Source data:
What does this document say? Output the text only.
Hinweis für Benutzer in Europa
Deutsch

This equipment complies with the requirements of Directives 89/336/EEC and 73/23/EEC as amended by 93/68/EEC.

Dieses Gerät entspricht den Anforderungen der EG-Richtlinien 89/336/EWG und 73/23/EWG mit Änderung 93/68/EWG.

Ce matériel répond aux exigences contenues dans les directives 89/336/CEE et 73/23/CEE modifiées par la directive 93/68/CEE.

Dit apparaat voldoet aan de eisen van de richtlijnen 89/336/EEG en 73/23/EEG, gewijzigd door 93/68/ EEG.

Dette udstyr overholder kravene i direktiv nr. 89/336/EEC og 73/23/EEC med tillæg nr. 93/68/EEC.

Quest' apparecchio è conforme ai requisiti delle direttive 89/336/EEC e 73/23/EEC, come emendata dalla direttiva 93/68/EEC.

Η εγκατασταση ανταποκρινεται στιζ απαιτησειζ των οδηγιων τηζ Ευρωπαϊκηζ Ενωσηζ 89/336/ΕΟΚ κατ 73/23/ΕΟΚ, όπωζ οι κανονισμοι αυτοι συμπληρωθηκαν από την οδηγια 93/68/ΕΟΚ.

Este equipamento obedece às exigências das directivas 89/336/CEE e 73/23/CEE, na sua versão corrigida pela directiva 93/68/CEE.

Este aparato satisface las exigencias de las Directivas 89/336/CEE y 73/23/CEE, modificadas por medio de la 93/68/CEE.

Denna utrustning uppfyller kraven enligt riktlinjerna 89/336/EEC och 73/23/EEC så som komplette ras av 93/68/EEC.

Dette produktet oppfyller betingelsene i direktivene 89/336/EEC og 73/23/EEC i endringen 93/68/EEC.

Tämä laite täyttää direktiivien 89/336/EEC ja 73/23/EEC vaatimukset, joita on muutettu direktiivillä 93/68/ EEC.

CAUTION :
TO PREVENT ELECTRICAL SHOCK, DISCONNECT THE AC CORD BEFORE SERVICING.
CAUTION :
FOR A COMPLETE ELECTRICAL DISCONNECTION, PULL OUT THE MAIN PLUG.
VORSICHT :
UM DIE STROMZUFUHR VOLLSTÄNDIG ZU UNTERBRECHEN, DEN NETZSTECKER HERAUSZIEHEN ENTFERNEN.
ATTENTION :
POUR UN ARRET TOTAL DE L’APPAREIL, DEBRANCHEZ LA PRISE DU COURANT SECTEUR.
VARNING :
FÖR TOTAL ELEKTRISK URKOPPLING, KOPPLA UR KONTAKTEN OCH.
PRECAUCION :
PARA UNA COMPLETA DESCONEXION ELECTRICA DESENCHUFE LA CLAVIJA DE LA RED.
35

## The request
Which lines in the data above contain "Este"? Show each one.

## Exercise output
Este equipamento obedece às exigências das directivas 89/336/CEE e 73/23/CEE, na sua versão corrigida pela directiva 93/68/CEE.
Este aparato satisface las exigencias de las Directivas 89/336/CEE y 73/23/CEE, modificadas por medio de la 93/68/CEE.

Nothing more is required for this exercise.